== Description of the task ==
Reproduce every one of the following items word for word.
----- Records shown
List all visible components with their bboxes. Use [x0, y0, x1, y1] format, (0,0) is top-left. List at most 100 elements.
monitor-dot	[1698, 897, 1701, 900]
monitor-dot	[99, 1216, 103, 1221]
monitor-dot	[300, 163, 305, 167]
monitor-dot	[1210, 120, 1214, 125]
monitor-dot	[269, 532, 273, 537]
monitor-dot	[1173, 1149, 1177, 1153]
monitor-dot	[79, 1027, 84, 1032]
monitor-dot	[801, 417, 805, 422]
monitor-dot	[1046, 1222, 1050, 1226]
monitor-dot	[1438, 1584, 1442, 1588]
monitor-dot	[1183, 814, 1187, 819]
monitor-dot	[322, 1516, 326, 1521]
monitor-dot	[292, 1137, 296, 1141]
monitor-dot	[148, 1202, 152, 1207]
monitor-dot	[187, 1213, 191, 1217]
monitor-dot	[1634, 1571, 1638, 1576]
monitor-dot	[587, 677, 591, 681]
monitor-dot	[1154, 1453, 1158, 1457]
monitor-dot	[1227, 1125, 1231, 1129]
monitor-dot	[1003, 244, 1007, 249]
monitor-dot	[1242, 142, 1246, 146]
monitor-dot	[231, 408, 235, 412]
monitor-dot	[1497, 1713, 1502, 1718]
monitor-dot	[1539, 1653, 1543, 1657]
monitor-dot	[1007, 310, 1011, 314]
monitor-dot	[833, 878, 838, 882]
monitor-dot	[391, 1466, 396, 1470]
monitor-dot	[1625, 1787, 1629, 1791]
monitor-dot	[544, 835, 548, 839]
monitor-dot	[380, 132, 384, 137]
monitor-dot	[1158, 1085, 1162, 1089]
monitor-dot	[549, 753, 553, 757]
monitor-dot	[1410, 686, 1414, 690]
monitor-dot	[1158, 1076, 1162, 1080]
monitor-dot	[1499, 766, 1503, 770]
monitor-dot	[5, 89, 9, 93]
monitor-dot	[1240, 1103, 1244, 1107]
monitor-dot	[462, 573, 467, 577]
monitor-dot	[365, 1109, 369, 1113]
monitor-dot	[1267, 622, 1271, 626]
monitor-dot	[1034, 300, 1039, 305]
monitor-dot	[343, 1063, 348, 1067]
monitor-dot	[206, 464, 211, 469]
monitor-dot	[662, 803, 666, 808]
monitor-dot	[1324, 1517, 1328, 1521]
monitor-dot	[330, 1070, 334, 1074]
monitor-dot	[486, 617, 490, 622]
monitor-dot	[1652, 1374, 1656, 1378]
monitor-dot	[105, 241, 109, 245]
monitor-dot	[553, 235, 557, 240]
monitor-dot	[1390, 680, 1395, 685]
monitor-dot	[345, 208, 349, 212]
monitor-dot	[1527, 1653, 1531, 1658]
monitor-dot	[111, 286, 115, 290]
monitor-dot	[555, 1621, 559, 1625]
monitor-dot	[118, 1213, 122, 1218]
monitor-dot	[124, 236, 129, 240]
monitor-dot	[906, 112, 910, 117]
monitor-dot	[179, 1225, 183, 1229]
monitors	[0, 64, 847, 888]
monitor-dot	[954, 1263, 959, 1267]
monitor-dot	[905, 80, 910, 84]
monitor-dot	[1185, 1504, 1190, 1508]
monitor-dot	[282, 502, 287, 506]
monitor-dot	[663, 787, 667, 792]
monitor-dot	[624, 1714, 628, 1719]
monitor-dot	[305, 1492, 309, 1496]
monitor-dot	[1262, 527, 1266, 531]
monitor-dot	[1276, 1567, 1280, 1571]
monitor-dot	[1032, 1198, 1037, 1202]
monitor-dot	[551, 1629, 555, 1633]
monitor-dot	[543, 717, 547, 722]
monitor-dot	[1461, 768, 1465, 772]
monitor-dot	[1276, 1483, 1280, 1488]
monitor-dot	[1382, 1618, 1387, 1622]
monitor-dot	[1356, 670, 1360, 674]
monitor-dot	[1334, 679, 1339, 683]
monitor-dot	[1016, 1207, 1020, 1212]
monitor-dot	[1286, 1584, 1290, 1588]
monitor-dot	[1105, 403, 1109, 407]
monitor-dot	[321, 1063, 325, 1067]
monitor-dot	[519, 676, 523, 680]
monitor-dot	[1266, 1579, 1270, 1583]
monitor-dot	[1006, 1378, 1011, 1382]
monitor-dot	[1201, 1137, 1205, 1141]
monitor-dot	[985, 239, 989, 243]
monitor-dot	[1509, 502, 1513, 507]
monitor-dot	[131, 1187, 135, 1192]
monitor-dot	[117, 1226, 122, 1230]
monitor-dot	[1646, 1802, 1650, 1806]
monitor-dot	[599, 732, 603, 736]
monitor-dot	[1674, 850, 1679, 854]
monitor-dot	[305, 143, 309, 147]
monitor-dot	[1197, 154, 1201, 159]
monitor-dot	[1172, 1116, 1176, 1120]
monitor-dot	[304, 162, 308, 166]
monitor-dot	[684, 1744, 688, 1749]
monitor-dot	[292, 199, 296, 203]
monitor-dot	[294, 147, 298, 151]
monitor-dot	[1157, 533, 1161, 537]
----------
== The result ==
List all visible components with their bboxes. Use [x0, y0, x1, y1] format, (0,0) is top-left. List at most 100 elements.
monitor-dot	[1698, 897, 1701, 900]
monitor-dot	[99, 1216, 103, 1221]
monitor-dot	[300, 163, 305, 167]
monitor-dot	[1210, 120, 1214, 125]
monitor-dot	[269, 532, 273, 537]
monitor-dot	[1173, 1149, 1177, 1153]
monitor-dot	[79, 1027, 84, 1032]
monitor-dot	[801, 417, 805, 422]
monitor-dot	[1046, 1222, 1050, 1226]
monitor-dot	[1438, 1584, 1442, 1588]
monitor-dot	[1183, 814, 1187, 819]
monitor-dot	[322, 1516, 326, 1521]
monitor-dot	[292, 1137, 296, 1141]
monitor-dot	[148, 1202, 152, 1207]
monitor-dot	[187, 1213, 191, 1217]
monitor-dot	[1634, 1571, 1638, 1576]
monitor-dot	[587, 677, 591, 681]
monitor-dot	[1154, 1453, 1158, 1457]
monitor-dot	[1227, 1125, 1231, 1129]
monitor-dot	[1003, 244, 1007, 249]
monitor-dot	[1242, 142, 1246, 146]
monitor-dot	[231, 408, 235, 412]
monitor-dot	[1497, 1713, 1502, 1718]
monitor-dot	[1539, 1653, 1543, 1657]
monitor-dot	[1007, 310, 1011, 314]
monitor-dot	[833, 878, 838, 882]
monitor-dot	[391, 1466, 396, 1470]
monitor-dot	[1625, 1787, 1629, 1791]
monitor-dot	[544, 835, 548, 839]
monitor-dot	[380, 132, 384, 137]
monitor-dot	[1158, 1085, 1162, 1089]
monitor-dot	[549, 753, 553, 757]
monitor-dot	[1410, 686, 1414, 690]
monitor-dot	[1158, 1076, 1162, 1080]
monitor-dot	[1499, 766, 1503, 770]
monitor-dot	[5, 89, 9, 93]
monitor-dot	[1240, 1103, 1244, 1107]
monitor-dot	[462, 573, 467, 577]
monitor-dot	[365, 1109, 369, 1113]
monitor-dot	[1267, 622, 1271, 626]
monitor-dot	[1034, 300, 1039, 305]
monitor-dot	[343, 1063, 348, 1067]
monitor-dot	[206, 464, 211, 469]
monitor-dot	[662, 803, 666, 808]
monitor-dot	[1324, 1517, 1328, 1521]
monitor-dot	[330, 1070, 334, 1074]
monitor-dot	[486, 617, 490, 622]
monitor-dot	[1652, 1374, 1656, 1378]
monitor-dot	[105, 241, 109, 245]
monitor-dot	[553, 235, 557, 240]
monitor-dot	[1390, 680, 1395, 685]
monitor-dot	[345, 208, 349, 212]
monitor-dot	[1527, 1653, 1531, 1658]
monitor-dot	[111, 286, 115, 290]
monitor-dot	[555, 1621, 559, 1625]
monitor-dot	[118, 1213, 122, 1218]
monitor-dot	[124, 236, 129, 240]
monitor-dot	[906, 112, 910, 117]
monitor-dot	[179, 1225, 183, 1229]
monitors	[0, 64, 847, 888]
monitor-dot	[954, 1263, 959, 1267]
monitor-dot	[905, 80, 910, 84]
monitor-dot	[1185, 1504, 1190, 1508]
monitor-dot	[282, 502, 287, 506]
monitor-dot	[663, 787, 667, 792]
monitor-dot	[624, 1714, 628, 1719]
monitor-dot	[305, 1492, 309, 1496]
monitor-dot	[1262, 527, 1266, 531]
monitor-dot	[1276, 1567, 1280, 1571]
monitor-dot	[1032, 1198, 1037, 1202]
monitor-dot	[551, 1629, 555, 1633]
monitor-dot	[543, 717, 547, 722]
monitor-dot	[1461, 768, 1465, 772]
monitor-dot	[1276, 1483, 1280, 1488]
monitor-dot	[1382, 1618, 1387, 1622]
monitor-dot	[1356, 670, 1360, 674]
monitor-dot	[1334, 679, 1339, 683]
monitor-dot	[1016, 1207, 1020, 1212]
monitor-dot	[1286, 1584, 1290, 1588]
monitor-dot	[1105, 403, 1109, 407]
monitor-dot	[321, 1063, 325, 1067]
monitor-dot	[519, 676, 523, 680]
monitor-dot	[1266, 1579, 1270, 1583]
monitor-dot	[1006, 1378, 1011, 1382]
monitor-dot	[1201, 1137, 1205, 1141]
monitor-dot	[985, 239, 989, 243]
monitor-dot	[1509, 502, 1513, 507]
monitor-dot	[131, 1187, 135, 1192]
monitor-dot	[117, 1226, 122, 1230]
monitor-dot	[1646, 1802, 1650, 1806]
monitor-dot	[599, 732, 603, 736]
monitor-dot	[1674, 850, 1679, 854]
monitor-dot	[305, 143, 309, 147]
monitor-dot	[1197, 154, 1201, 159]
monitor-dot	[1172, 1116, 1176, 1120]
monitor-dot	[304, 162, 308, 166]
monitor-dot	[684, 1744, 688, 1749]
monitor-dot	[292, 199, 296, 203]
monitor-dot	[294, 147, 298, 151]
monitor-dot	[1157, 533, 1161, 537]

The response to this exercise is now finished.